Monday, 9 December 2013

Comfort and Joy

In between the moments of self-reflection - the bureaucracy around the process of dying - the fear of what it will look like in my case - what it will feel like - are other moments that balance out this noise. An unexpected message from a former colleague or a friend - a moment of laughter with someone I love over something quite trivial - moments when what my body is currently telling me does not invade the space. Moments of gratitude - affection - the feeling of accomplishment that has come with putting so many pieces into place to make the way forward feel more settled - less uneven. Random funny moments from my past - that come back to me.
Now, the addition of check-ins from a lovely home care nurse who is helping to ease the way.
No matter what has happened - my life has not been without moments of beauty - joy - the discovery of kindred spirits in all sorts of places where they were least expected. The tribe of people who connected with my spirit - enriched me - lifted me out of the places I was stuck - and have been there either on the periphery or close by.

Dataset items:
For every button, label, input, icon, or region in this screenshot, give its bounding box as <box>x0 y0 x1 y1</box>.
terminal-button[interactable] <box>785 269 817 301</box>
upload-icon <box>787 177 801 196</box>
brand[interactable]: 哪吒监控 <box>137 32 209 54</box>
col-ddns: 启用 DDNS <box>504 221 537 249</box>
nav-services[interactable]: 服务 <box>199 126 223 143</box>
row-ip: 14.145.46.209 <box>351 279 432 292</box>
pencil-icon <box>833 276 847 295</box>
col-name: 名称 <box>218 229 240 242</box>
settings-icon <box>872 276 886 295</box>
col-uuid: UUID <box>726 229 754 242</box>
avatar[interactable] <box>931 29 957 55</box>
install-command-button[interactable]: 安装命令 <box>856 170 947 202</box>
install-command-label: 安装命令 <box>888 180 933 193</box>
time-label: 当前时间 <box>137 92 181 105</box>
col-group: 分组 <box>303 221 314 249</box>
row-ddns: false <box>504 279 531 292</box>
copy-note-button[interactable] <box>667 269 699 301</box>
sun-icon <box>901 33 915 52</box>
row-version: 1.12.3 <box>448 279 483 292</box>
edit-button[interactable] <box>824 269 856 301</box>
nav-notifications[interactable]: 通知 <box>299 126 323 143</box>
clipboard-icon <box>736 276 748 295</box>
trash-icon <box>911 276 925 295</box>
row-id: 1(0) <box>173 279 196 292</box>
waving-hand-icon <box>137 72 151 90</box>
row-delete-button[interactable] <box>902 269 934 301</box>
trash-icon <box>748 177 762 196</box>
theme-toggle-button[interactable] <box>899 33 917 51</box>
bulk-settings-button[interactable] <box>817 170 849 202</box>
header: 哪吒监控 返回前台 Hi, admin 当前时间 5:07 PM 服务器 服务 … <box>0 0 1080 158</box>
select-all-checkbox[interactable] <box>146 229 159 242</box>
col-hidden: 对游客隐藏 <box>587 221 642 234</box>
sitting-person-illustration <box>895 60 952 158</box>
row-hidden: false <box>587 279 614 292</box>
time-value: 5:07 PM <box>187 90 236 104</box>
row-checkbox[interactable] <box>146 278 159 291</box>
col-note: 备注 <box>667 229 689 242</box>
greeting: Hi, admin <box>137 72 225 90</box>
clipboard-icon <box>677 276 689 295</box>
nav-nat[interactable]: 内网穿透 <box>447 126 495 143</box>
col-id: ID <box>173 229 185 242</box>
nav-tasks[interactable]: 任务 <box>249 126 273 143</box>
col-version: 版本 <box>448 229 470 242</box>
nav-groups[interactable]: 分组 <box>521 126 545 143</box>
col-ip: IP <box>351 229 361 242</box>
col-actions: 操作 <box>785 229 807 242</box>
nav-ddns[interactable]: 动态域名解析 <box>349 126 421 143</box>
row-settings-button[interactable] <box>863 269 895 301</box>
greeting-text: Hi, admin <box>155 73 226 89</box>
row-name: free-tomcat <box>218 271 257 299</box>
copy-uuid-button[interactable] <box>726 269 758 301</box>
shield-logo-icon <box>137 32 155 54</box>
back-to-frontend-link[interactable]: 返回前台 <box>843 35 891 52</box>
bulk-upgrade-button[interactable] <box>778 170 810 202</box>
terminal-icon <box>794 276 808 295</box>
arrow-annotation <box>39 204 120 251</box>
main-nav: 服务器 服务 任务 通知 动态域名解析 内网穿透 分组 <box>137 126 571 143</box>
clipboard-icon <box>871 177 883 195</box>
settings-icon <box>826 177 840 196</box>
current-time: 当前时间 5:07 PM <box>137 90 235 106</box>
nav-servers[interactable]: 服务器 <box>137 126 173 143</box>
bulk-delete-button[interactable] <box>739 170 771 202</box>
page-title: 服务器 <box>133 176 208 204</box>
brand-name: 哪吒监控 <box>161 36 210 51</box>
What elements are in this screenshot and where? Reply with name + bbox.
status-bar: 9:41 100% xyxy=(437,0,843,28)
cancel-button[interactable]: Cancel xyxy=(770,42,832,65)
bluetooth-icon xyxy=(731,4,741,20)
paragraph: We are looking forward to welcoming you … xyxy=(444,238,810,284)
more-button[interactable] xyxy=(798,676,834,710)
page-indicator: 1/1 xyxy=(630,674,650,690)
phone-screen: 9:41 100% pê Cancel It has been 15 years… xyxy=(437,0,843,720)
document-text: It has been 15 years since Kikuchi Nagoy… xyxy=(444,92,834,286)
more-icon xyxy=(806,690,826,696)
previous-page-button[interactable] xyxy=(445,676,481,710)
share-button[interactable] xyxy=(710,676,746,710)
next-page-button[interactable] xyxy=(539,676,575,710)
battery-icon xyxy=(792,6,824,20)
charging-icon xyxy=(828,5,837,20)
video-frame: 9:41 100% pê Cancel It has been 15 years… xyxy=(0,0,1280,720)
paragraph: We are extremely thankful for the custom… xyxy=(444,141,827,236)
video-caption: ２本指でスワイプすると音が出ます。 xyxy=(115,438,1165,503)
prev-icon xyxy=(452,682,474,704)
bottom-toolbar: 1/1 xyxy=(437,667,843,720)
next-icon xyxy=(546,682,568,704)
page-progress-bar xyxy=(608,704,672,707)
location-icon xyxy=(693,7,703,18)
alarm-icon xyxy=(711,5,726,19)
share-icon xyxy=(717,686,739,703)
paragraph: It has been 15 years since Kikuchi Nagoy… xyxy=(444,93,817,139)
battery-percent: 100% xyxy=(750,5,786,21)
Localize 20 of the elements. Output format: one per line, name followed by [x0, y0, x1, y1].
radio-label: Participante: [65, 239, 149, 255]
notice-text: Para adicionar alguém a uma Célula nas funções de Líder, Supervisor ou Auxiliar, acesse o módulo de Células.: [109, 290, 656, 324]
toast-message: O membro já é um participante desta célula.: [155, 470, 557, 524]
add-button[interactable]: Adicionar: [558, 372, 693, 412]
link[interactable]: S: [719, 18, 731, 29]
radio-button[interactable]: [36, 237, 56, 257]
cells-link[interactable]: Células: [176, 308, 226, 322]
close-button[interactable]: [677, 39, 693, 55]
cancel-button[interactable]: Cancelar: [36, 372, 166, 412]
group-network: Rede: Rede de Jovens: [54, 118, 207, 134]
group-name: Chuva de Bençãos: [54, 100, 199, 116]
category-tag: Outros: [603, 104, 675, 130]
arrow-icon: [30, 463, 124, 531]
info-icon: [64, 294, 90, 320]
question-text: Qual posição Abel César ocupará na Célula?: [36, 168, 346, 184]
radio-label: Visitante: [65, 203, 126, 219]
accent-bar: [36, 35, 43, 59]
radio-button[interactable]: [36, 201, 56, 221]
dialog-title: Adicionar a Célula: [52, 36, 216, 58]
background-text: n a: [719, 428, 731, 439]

▶ Set exercise A
In the post "Comfort and Joy," who has recently started making check-ins?
▶ Set exercise B
Write the next part of the post "Comfort and Joy," picking up after its final sentence.
Nothing in the listing is needed here.

▶ Exercise output A
A lovely home care nurse who is helping to ease the way.

▶ Exercise output B
And if all you have to know me is the words in this blog - then I would forgive you for believing I lack some kind of hope. I have endless amounts for the people in my life and for those facing their own difficult struggles - who have faced weakness and fear and pulled their heads up - it happens all around me - I've seen the power of such a transformation - and whatever my shortcomings I still believe it is possible - still have faith in the capacity to overcome. Describing pieces of my own path should not be a proxy for doubts in the capacity of the human spirit..for a lack of light in this landscape...for the absence of a smile.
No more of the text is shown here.